# Exercise
Reproduce every line of the entries below verbatim, omitting the picture placeholders.

****

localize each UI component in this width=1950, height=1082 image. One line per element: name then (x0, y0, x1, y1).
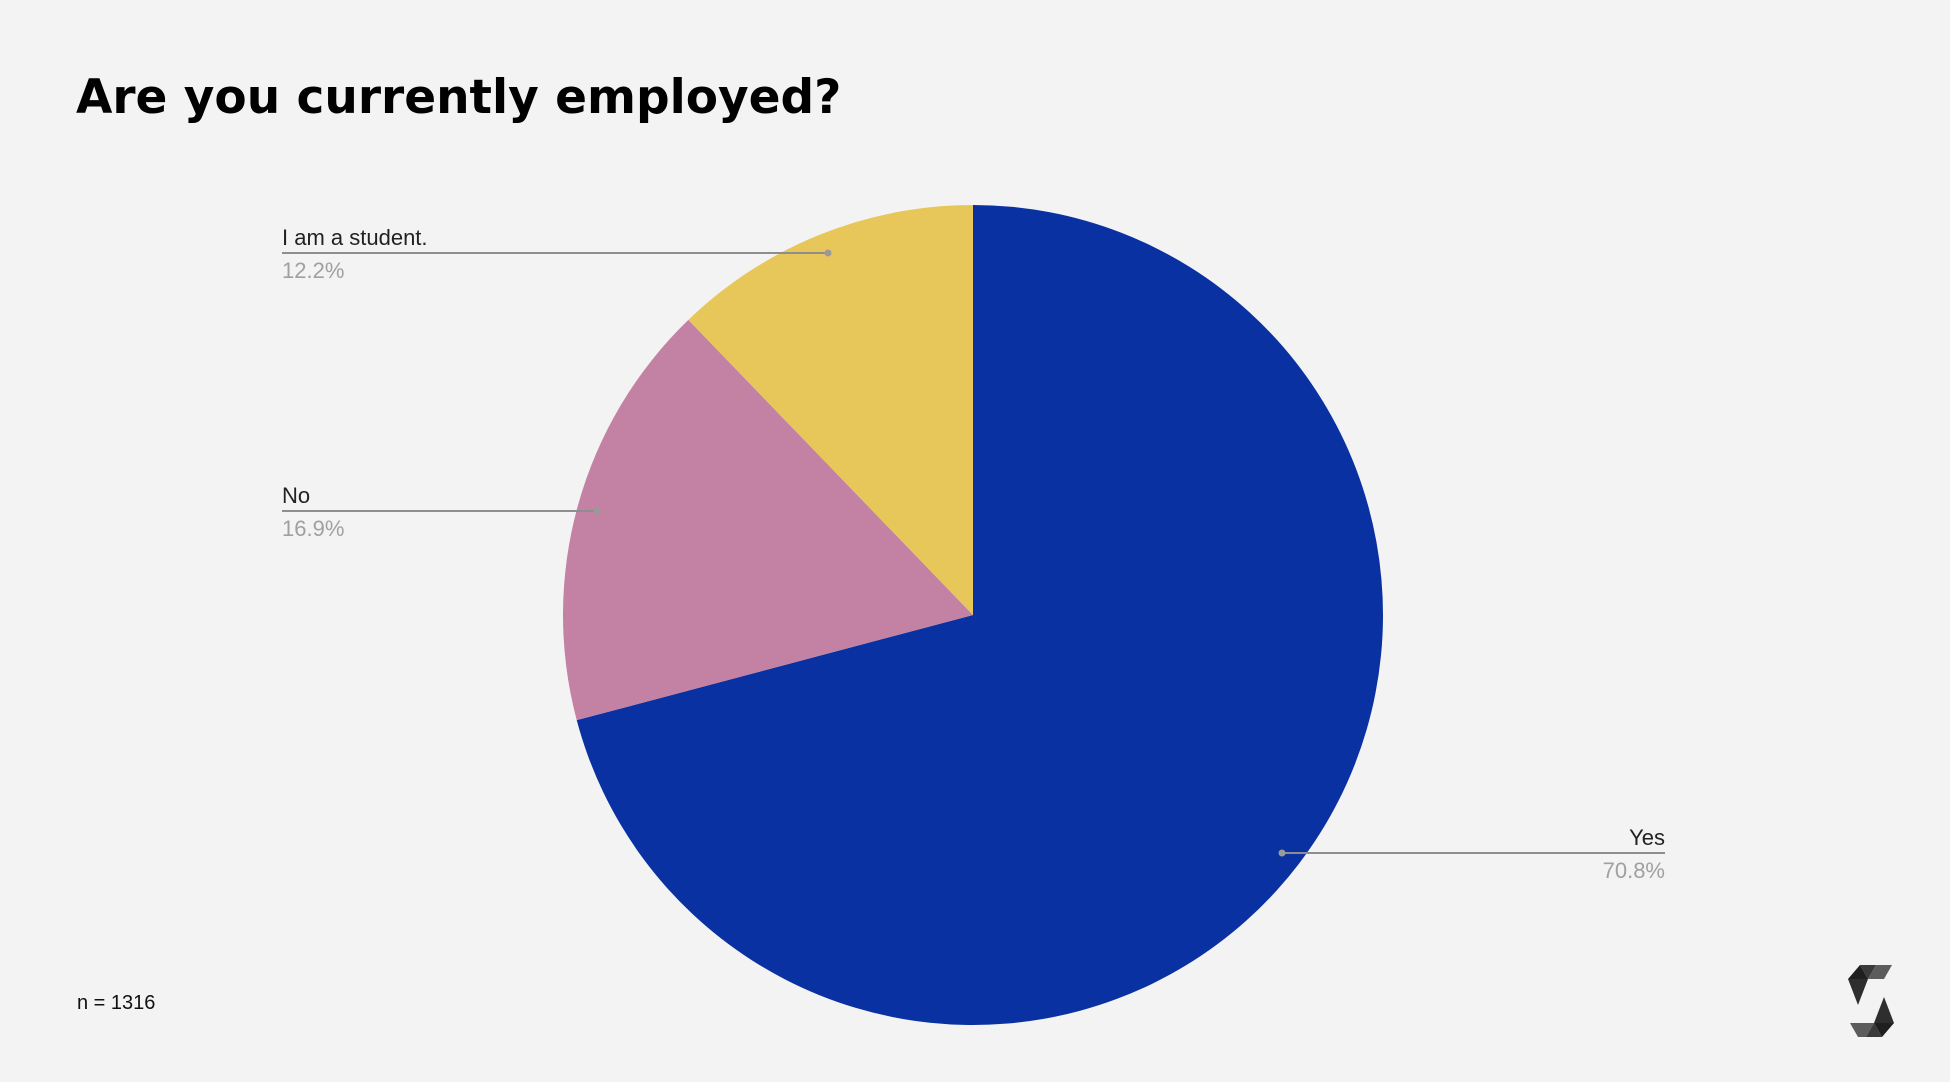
slice-label-percent: 70.8% (1603, 858, 1665, 883)
pie-slice-yes (576, 205, 1384, 1025)
leader-dot (1278, 849, 1286, 857)
sample-size-label: n = 1316 (77, 992, 156, 1014)
slice-label-name: No (282, 483, 310, 508)
slice-label-name: Yes (1629, 825, 1665, 850)
pie-slices (563, 205, 1384, 1025)
pie-slice-no (563, 319, 973, 721)
label-student: I am a student. 12.2% (282, 225, 832, 283)
slice-label-percent: 16.9% (282, 516, 344, 541)
leader-dot (824, 249, 832, 257)
slice-label-percent: 12.2% (282, 258, 344, 283)
label-yes: Yes 70.8% (1278, 825, 1665, 883)
pie-slice-student (688, 205, 973, 615)
chart-title: Are you currently employed? (76, 70, 842, 125)
slice-label-name: I am a student. (282, 225, 428, 250)
label-no: No 16.9% (282, 483, 601, 541)
leader-dot (593, 507, 601, 515)
solidity-logo-icon (1848, 965, 1894, 1037)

****

# Task result
localize each UI component in this width=1950, height=1082 image. One line per element: name then (x0, y0, x1, y1).
slice-label-percent: 70.8% (1603, 858, 1665, 883)
pie-slice-yes (576, 205, 1384, 1025)
leader-dot (1278, 849, 1286, 857)
sample-size-label: n = 1316 (77, 992, 156, 1014)
slice-label-name: No (282, 483, 310, 508)
slice-label-name: Yes (1629, 825, 1665, 850)
pie-slices (563, 205, 1384, 1025)
pie-slice-no (563, 319, 973, 721)
label-student: I am a student. 12.2% (282, 225, 832, 283)
slice-label-percent: 16.9% (282, 516, 344, 541)
leader-dot (824, 249, 832, 257)
slice-label-percent: 12.2% (282, 258, 344, 283)
label-yes: Yes 70.8% (1278, 825, 1665, 883)
pie-slice-student (688, 205, 973, 615)
chart-title: Are you currently employed? (76, 70, 842, 125)
slice-label-name: I am a student. (282, 225, 428, 250)
label-no: No 16.9% (282, 483, 601, 541)
leader-dot (593, 507, 601, 515)
solidity-logo-icon (1848, 965, 1894, 1037)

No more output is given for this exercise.